▶ [Written task]:
Your task is to copy every line of the records below that contains "деятельности".

Data records
==============================

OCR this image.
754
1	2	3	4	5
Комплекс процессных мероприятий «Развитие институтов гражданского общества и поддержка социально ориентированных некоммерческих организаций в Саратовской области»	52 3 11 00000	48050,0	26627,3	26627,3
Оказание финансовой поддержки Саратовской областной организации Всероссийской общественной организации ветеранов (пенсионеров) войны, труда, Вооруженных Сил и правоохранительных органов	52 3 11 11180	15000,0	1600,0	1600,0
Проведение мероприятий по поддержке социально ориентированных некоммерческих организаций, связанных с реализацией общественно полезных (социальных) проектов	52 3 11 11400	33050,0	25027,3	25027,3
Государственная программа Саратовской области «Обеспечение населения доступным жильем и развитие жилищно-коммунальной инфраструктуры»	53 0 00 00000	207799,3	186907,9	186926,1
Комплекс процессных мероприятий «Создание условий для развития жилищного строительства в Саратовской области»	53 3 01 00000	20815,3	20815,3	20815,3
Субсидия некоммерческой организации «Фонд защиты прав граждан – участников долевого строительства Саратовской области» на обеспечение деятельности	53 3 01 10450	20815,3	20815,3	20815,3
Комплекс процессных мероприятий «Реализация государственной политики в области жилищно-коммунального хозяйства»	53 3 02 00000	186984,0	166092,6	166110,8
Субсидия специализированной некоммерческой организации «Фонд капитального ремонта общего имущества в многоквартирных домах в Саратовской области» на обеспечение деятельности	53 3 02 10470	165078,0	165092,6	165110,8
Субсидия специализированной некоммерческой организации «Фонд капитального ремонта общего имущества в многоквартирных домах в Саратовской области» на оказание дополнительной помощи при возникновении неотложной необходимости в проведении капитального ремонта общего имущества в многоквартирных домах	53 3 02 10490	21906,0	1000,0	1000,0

==============================

▶ [Response for this exercise]:
Субсидия некоммерческой организации «Фонд защиты прав граждан – участников долевого строительства Саратовской области» на обеспечение деятельности	53 3 01 10450	20815,3	20815,3	20815,3
Субсидия специализированной некоммерческой организации «Фонд капитального ремонта общего имущества в многоквартирных домах в Саратовской области» на обеспечение деятельности	53 3 02 10470	165078,0	165092,6	165110,8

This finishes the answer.